(Extracted data entries)
+---+
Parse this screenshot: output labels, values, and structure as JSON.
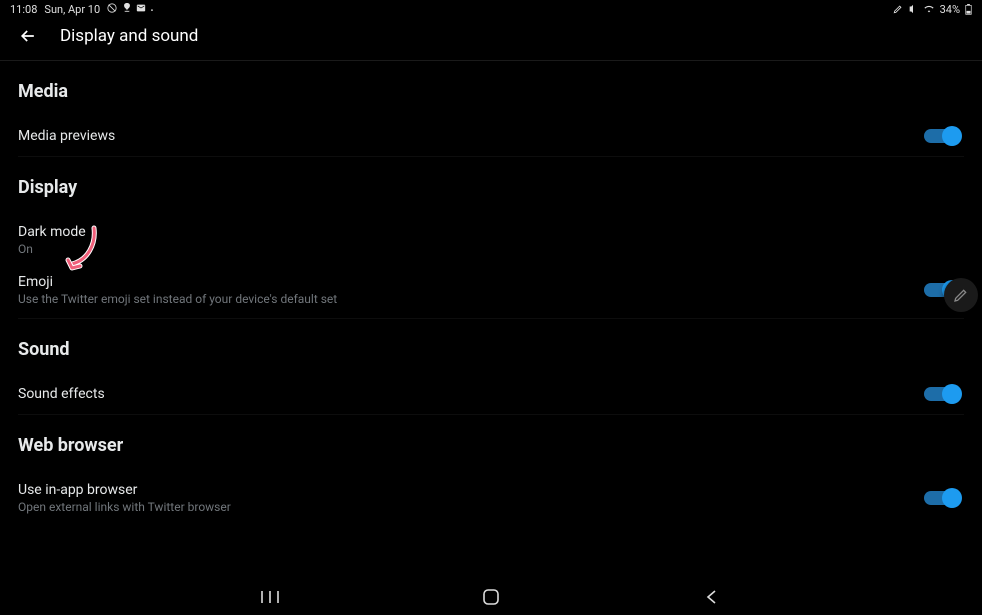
{
  "status": {
    "time": "11:08",
    "date": "Sun, Apr 10",
    "battery": "34%"
  },
  "header": {
    "title": "Display and sound"
  },
  "sections": {
    "media": {
      "header": "Media",
      "previews_label": "Media previews"
    },
    "display": {
      "header": "Display",
      "dark_mode_label": "Dark mode",
      "dark_mode_value": "On",
      "emoji_label": "Emoji",
      "emoji_sub": "Use the Twitter emoji set instead of your device's default set"
    },
    "sound": {
      "header": "Sound",
      "effects_label": "Sound effects"
    },
    "web": {
      "header": "Web browser",
      "inapp_label": "Use in-app browser",
      "inapp_sub": "Open external links with Twitter browser"
    }
  },
  "toggles": {
    "media_previews": true,
    "emoji": true,
    "sound_effects": true,
    "in_app_browser": true
  }
}
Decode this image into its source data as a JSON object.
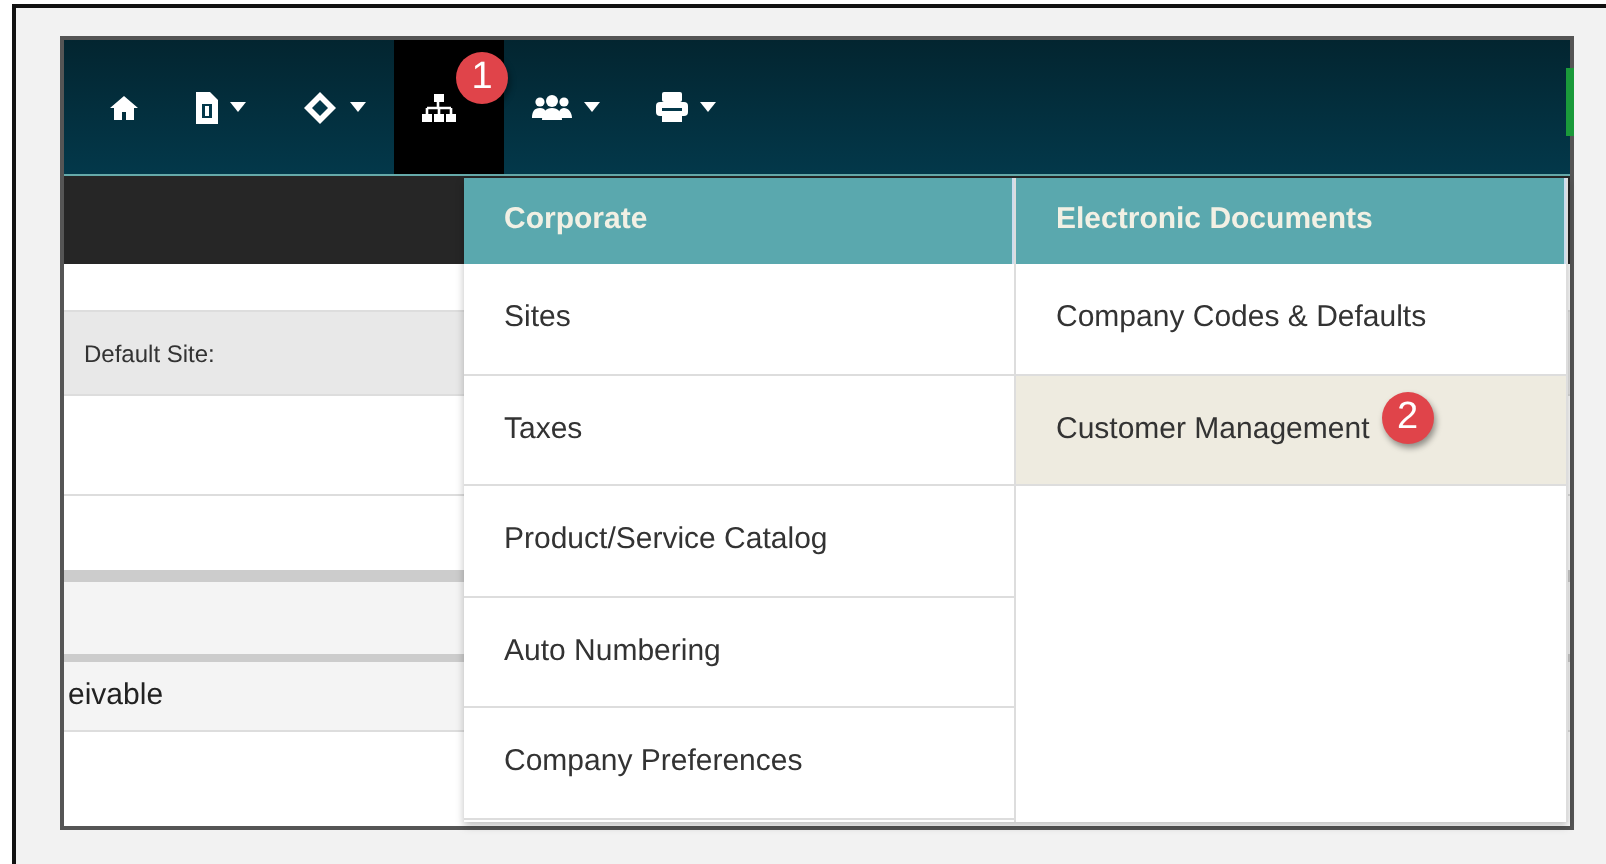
{
  "navbar": {
    "items": [
      {
        "kind": "home",
        "dropdown": false,
        "selected": false
      },
      {
        "kind": "invoice",
        "dropdown": true,
        "selected": false
      },
      {
        "kind": "tag",
        "dropdown": true,
        "selected": false
      },
      {
        "kind": "sitemap",
        "dropdown": false,
        "selected": true,
        "callout": "1"
      },
      {
        "kind": "users",
        "dropdown": true,
        "selected": false
      },
      {
        "kind": "print",
        "dropdown": true,
        "selected": false
      }
    ]
  },
  "background": {
    "field_label": "Default Site:",
    "partial_text": "eivable"
  },
  "menu": {
    "columns": [
      {
        "heading": "Corporate",
        "items": [
          {
            "label": "Sites",
            "highlighted": false
          },
          {
            "label": "Taxes",
            "highlighted": false
          },
          {
            "label": "Product/Service Catalog",
            "highlighted": false
          },
          {
            "label": "Auto Numbering",
            "highlighted": false
          },
          {
            "label": "Company Preferences",
            "highlighted": false
          }
        ]
      },
      {
        "heading": "Electronic Documents",
        "items": [
          {
            "label": "Company Codes & Defaults",
            "highlighted": false
          },
          {
            "label": "Customer Management",
            "highlighted": true,
            "callout": "2"
          }
        ]
      }
    ]
  }
}
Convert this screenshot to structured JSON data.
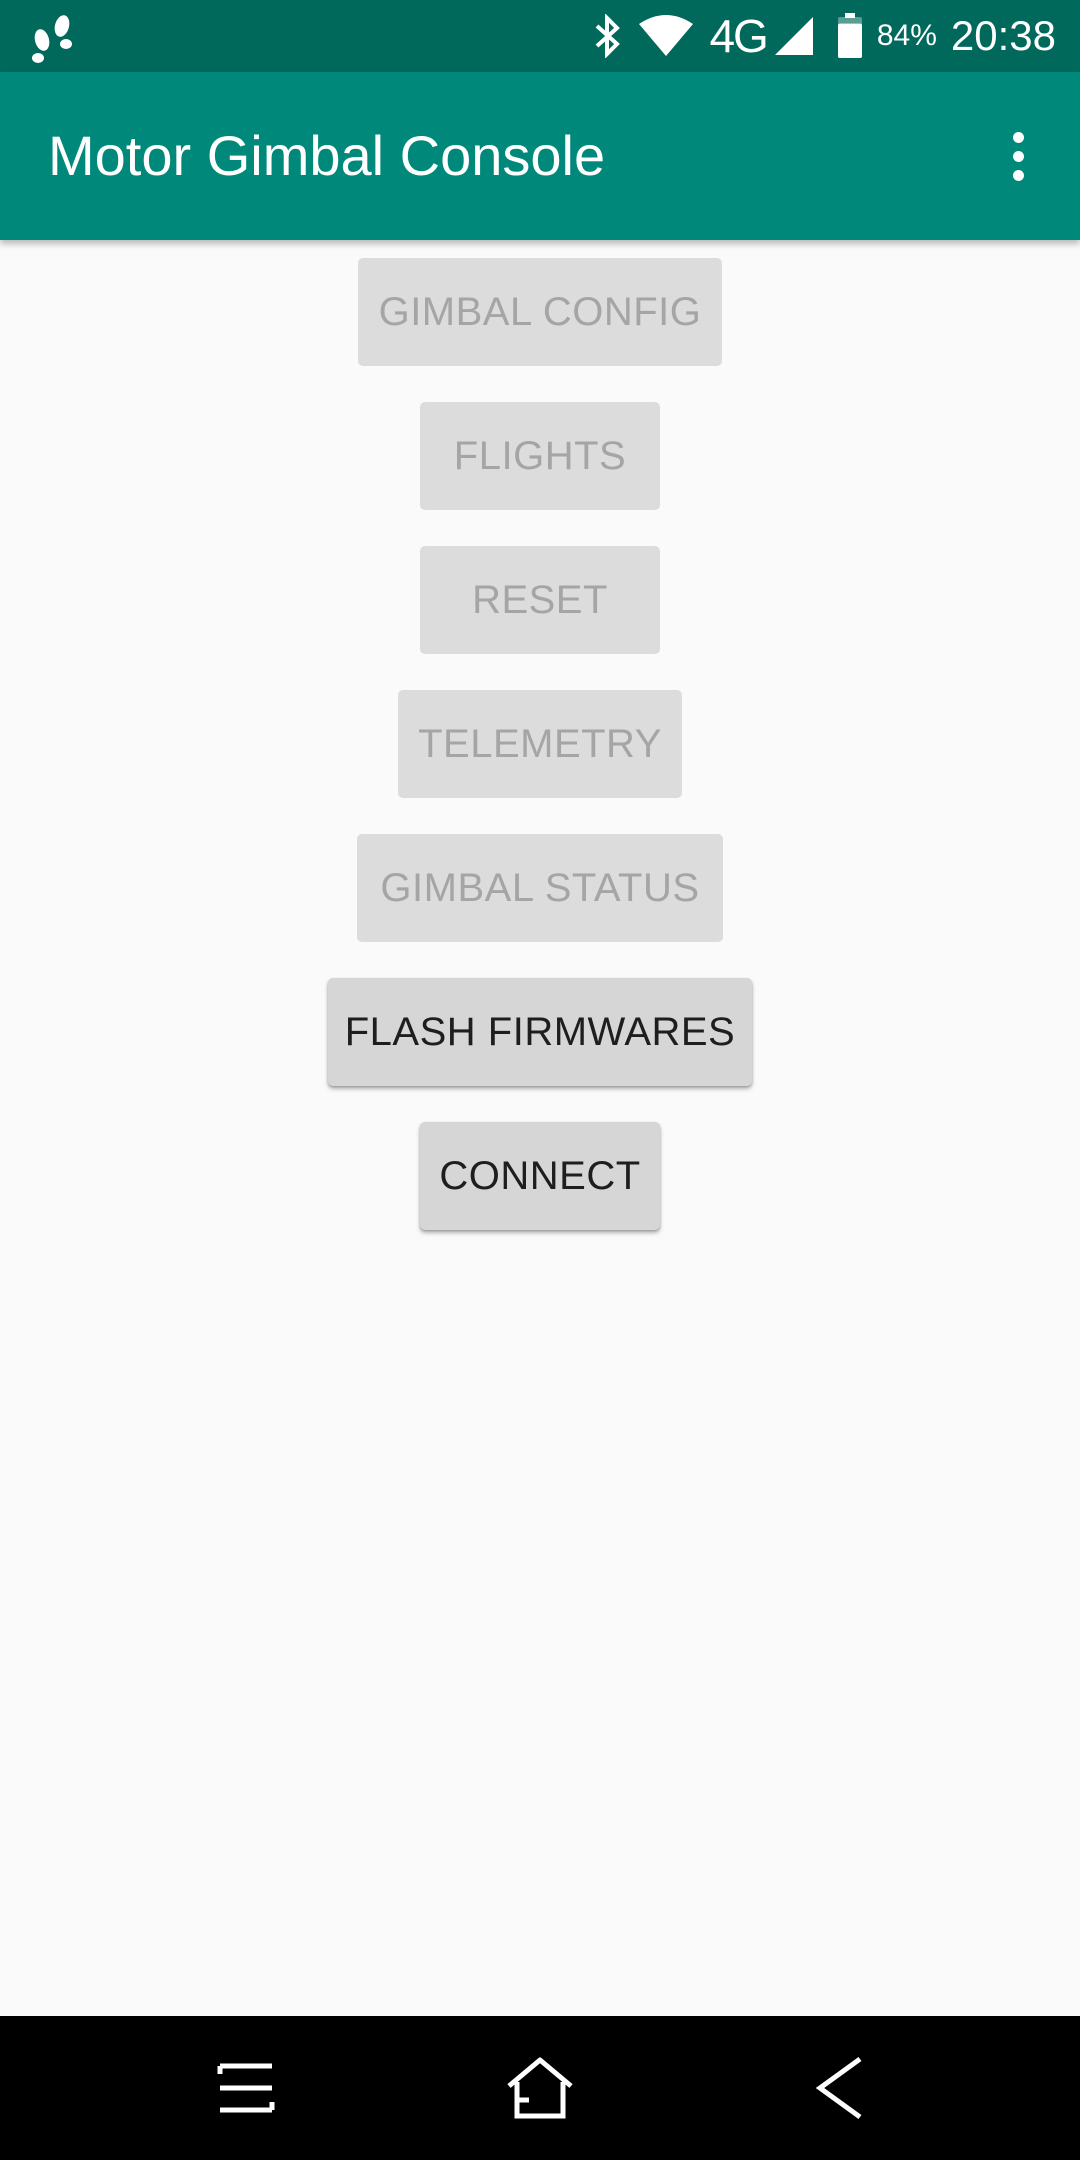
{
  "status_bar": {
    "battery_percent": "84%",
    "network": "4G",
    "time": "20:38",
    "battery_level": 0.84,
    "icons": [
      "footsteps-icon",
      "bluetooth-icon",
      "wifi-icon",
      "cell-signal-icon",
      "battery-icon"
    ]
  },
  "app_bar": {
    "title": "Motor Gimbal Console",
    "overflow_icon": "more-vert-icon",
    "background": "#00897b",
    "status_background": "#00695c"
  },
  "buttons": [
    {
      "label": "GIMBAL CONFIG",
      "enabled": false
    },
    {
      "label": "FLIGHTS",
      "enabled": false
    },
    {
      "label": "RESET",
      "enabled": false
    },
    {
      "label": "TELEMETRY",
      "enabled": false
    },
    {
      "label": "GIMBAL STATUS",
      "enabled": false
    },
    {
      "label": "FLASH FIRMWARES",
      "enabled": true
    },
    {
      "label": "CONNECT",
      "enabled": true
    }
  ],
  "nav_bar": {
    "icons": [
      "menu-icon",
      "home-icon",
      "back-icon"
    ]
  }
}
+---+
» Exercise requirements:
Omit every picture, then reproduce the rest of the listing exactly.

» Finished task:
Parse this screenshot: output labels, values, and structure as JSON.
{
  "status": {
    "time": "11:08",
    "date": "Sun, Apr 10",
    "battery": "34%"
  },
  "header": {
    "title": "Display and sound"
  },
  "sections": {
    "media": {
      "header": "Media",
      "previews_label": "Media previews"
    },
    "display": {
      "header": "Display",
      "dark_mode_label": "Dark mode",
      "dark_mode_value": "On",
      "emoji_label": "Emoji",
      "emoji_sub": "Use the Twitter emoji set instead of your device's default set"
    },
    "sound": {
      "header": "Sound",
      "effects_label": "Sound effects"
    },
    "web": {
      "header": "Web browser",
      "inapp_label": "Use in-app browser",
      "inapp_sub": "Open external links with Twitter browser"
    }
  },
  "toggles": {
    "media_previews": true,
    "emoji": true,
    "sound_effects": true,
    "in_app_browser": true
  }
}
Decode this image into its source data as a JSON object.
{
  "navbar": {
    "items": [
      {
        "kind": "home",
        "dropdown": false,
        "selected": false
      },
      {
        "kind": "invoice",
        "dropdown": true,
        "selected": false
      },
      {
        "kind": "tag",
        "dropdown": true,
        "selected": false
      },
      {
        "kind": "sitemap",
        "dropdown": false,
        "selected": true,
        "callout": "1"
      },
      {
        "kind": "users",
        "dropdown": true,
        "selected": false
      },
      {
        "kind": "print",
        "dropdown": true,
        "selected": false
      }
    ]
  },
  "background": {
    "field_label": "Default Site:",
    "partial_text": "eivable"
  },
  "menu": {
    "columns": [
      {
        "heading": "Corporate",
        "items": [
          {
            "label": "Sites",
            "highlighted": false
          },
          {
            "label": "Taxes",
            "highlighted": false
          },
          {
            "label": "Product/Service Catalog",
            "highlighted": false
          },
          {
            "label": "Auto Numbering",
            "highlighted": false
          },
          {
            "label": "Company Preferences",
            "highlighted": false
          }
        ]
      },
      {
        "heading": "Electronic Documents",
        "items": [
          {
            "label": "Company Codes & Defaults",
            "highlighted": false
          },
          {
            "label": "Customer Management",
            "highlighted": true,
            "callout": "2"
          }
        ]
      }
    ]
  }
}
Convert this screenshot to structured JSON data.
{
  "status_bar": {
    "battery_percent": "84%",
    "network": "4G",
    "time": "20:38",
    "battery_level": 0.84,
    "icons": [
      "footsteps-icon",
      "bluetooth-icon",
      "wifi-icon",
      "cell-signal-icon",
      "battery-icon"
    ]
  },
  "app_bar": {
    "title": "Motor Gimbal Console",
    "overflow_icon": "more-vert-icon",
    "background": "#00897b",
    "status_background": "#00695c"
  },
  "buttons": [
    {
      "label": "GIMBAL CONFIG",
      "enabled": false
    },
    {
      "label": "FLIGHTS",
      "enabled": false
    },
    {
      "label": "RESET",
      "enabled": false
    },
    {
      "label": "TELEMETRY",
      "enabled": false
    },
    {
      "label": "GIMBAL STATUS",
      "enabled": false
    },
    {
      "label": "FLASH FIRMWARES",
      "enabled": true
    },
    {
      "label": "CONNECT",
      "enabled": true
    }
  ],
  "nav_bar": {
    "icons": [
      "menu-icon",
      "home-icon",
      "back-icon"
    ]
  }
}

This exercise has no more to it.